* **What is needed**:
Collect every line of the records below that contains the word "Governor".

_ _ _ _ _

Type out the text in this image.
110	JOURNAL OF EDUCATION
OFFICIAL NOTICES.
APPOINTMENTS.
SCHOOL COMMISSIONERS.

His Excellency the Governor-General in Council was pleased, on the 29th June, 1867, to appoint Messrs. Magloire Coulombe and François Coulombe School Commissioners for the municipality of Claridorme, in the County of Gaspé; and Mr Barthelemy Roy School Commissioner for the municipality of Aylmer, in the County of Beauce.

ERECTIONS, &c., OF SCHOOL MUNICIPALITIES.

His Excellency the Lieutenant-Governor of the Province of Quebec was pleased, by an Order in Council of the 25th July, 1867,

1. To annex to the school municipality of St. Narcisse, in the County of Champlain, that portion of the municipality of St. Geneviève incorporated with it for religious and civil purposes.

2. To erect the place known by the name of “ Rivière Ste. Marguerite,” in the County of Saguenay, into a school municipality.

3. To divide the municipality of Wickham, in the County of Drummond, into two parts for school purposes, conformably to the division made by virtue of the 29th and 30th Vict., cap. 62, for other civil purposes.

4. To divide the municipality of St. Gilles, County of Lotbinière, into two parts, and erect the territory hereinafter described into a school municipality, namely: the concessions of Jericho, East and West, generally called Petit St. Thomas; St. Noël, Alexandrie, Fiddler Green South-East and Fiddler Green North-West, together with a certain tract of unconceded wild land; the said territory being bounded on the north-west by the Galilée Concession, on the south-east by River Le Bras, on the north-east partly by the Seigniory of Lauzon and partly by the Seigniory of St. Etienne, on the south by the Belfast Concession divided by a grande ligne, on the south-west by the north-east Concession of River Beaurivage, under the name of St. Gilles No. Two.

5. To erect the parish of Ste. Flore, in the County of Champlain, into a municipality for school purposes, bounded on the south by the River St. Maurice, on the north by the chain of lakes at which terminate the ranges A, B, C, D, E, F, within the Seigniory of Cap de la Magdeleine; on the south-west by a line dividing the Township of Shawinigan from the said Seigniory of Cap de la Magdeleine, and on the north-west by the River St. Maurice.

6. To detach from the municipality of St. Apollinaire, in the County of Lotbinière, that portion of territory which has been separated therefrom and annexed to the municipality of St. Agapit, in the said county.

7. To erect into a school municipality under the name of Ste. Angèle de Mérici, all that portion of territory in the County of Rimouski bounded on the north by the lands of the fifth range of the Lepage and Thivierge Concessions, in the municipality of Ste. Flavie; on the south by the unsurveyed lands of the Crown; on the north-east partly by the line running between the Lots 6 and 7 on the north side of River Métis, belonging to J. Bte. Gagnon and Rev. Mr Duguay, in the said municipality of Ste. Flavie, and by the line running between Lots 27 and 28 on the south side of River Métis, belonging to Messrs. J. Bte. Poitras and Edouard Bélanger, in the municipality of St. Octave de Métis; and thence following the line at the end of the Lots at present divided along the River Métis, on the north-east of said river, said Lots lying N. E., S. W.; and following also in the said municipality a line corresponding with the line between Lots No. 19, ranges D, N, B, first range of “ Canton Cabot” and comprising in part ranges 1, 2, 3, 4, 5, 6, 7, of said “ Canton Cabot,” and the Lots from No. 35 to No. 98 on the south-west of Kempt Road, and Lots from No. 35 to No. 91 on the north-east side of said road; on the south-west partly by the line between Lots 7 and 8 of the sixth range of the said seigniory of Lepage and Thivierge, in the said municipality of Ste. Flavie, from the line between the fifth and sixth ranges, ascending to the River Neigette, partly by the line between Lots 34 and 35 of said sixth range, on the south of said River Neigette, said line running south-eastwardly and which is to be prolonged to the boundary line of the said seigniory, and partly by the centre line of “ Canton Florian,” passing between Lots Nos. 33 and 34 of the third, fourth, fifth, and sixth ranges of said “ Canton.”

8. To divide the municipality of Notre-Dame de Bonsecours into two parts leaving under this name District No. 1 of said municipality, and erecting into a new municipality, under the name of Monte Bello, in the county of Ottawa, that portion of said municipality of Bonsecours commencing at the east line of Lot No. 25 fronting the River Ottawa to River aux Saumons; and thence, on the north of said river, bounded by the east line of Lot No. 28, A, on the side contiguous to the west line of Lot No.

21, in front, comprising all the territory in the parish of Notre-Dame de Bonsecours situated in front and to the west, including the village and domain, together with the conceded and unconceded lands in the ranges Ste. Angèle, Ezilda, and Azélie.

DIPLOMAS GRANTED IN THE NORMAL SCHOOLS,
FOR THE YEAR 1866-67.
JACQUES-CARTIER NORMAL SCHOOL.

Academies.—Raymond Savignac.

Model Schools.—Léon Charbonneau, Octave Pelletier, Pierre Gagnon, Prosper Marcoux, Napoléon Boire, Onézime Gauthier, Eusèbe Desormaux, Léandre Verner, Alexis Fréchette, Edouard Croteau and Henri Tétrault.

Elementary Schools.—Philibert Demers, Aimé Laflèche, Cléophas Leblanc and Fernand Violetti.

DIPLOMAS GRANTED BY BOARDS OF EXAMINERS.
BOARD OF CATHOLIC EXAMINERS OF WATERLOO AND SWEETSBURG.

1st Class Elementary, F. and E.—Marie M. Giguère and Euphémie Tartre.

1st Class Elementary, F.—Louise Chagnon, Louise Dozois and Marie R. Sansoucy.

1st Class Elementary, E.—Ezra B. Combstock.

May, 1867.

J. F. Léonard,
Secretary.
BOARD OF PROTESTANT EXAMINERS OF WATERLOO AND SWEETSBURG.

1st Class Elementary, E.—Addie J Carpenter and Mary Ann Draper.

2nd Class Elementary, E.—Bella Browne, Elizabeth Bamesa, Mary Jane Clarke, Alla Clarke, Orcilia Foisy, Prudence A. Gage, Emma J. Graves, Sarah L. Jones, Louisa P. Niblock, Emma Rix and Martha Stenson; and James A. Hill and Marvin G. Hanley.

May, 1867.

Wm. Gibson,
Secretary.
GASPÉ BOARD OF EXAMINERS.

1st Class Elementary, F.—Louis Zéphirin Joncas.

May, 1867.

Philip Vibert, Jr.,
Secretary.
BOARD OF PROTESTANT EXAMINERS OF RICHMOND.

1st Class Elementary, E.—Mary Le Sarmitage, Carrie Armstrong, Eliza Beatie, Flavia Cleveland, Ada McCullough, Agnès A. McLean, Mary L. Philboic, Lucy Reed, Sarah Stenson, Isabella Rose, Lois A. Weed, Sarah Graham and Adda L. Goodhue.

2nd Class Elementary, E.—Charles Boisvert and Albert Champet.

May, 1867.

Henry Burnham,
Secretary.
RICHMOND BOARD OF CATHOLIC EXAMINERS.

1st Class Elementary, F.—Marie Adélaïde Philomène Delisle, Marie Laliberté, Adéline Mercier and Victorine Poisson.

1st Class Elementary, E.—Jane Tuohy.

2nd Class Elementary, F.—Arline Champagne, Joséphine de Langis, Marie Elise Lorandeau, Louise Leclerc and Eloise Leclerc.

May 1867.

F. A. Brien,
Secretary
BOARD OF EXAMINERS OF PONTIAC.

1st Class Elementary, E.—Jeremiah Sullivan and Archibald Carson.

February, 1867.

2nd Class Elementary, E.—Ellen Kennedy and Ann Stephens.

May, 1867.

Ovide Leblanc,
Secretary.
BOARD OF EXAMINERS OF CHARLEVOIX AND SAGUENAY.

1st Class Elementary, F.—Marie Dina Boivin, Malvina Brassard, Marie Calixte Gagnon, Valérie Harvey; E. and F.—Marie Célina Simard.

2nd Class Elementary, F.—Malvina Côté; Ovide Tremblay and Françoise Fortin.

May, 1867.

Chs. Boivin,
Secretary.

_ _ _ _ _

* **Completed exercise**:
His Excellency the Governor-General in Council was pleased, on the 29th June, 1867, to appoint Messrs. Magloire Coulombe and François Coulombe School Commissioners for the municipality of Claridorme, in the County of Gaspé; and Mr Barthelemy Roy School Commissioner for the municipality of Aylmer, in the County of Beauce.
His Excellency the Lieutenant-Governor of the Province of Quebec was pleased, by an Order in Council of the 25th July, 1867,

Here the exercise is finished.